Source data:
====

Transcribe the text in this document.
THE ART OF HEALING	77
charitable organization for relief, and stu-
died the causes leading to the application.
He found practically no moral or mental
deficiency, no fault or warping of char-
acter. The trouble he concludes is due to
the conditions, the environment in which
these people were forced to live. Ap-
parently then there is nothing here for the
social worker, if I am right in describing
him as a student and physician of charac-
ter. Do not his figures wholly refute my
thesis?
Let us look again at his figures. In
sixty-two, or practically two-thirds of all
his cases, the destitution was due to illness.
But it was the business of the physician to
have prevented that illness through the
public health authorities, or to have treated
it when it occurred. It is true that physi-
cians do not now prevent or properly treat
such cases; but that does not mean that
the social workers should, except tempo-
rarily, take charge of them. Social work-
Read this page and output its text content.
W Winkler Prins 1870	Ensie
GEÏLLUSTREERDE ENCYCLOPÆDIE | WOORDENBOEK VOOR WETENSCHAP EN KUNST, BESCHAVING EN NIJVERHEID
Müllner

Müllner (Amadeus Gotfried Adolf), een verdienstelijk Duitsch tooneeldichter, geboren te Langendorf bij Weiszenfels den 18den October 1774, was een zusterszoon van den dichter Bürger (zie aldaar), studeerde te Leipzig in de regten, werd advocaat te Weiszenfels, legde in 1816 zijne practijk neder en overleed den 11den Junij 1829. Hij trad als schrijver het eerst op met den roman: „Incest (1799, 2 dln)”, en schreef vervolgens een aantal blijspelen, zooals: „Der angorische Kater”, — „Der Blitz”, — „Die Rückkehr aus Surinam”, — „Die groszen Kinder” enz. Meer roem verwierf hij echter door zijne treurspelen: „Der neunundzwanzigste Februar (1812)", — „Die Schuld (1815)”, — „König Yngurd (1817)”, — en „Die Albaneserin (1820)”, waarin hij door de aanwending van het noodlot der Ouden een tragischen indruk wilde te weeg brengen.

====

Instructions for the task —
All lines from the one containing "Read this page and output its text content." through the end of the records, both ends included, are to be quoted exactly; please add nothing else.

Task answer —
Read this page and output its text content.
W Winkler Prins 1870	Ensie
GEÏLLUSTREERDE ENCYCLOPÆDIE | WOORDENBOEK VOOR WETENSCHAP EN KUNST, BESCHAVING EN NIJVERHEID
Müllner

Müllner (Amadeus Gotfried Adolf), een verdienstelijk Duitsch tooneeldichter, geboren te Langendorf bij Weiszenfels den 18den October 1774, was een zusterszoon van den dichter Bürger (zie aldaar), studeerde te Leipzig in de regten, werd advocaat te Weiszenfels, legde in 1816 zijne practijk neder en overleed den 11den Junij 1829. Hij trad als schrijver het eerst op met den roman: „Incest (1799, 2 dln)”, en schreef vervolgens een aantal blijspelen, zooals: „Der angorische Kater”, — „Der Blitz”, — „Die Rückkehr aus Surinam”, — „Die groszen Kinder” enz. Meer roem verwierf hij echter door zijne treurspelen: „Der neunundzwanzigste Februar (1812)", — „Die Schuld (1815)”, — „König Yngurd (1817)”, — en „Die Albaneserin (1820)”, waarin hij door de aanwending van het noodlot der Ouden een tragischen indruk wilde te weeg brengen.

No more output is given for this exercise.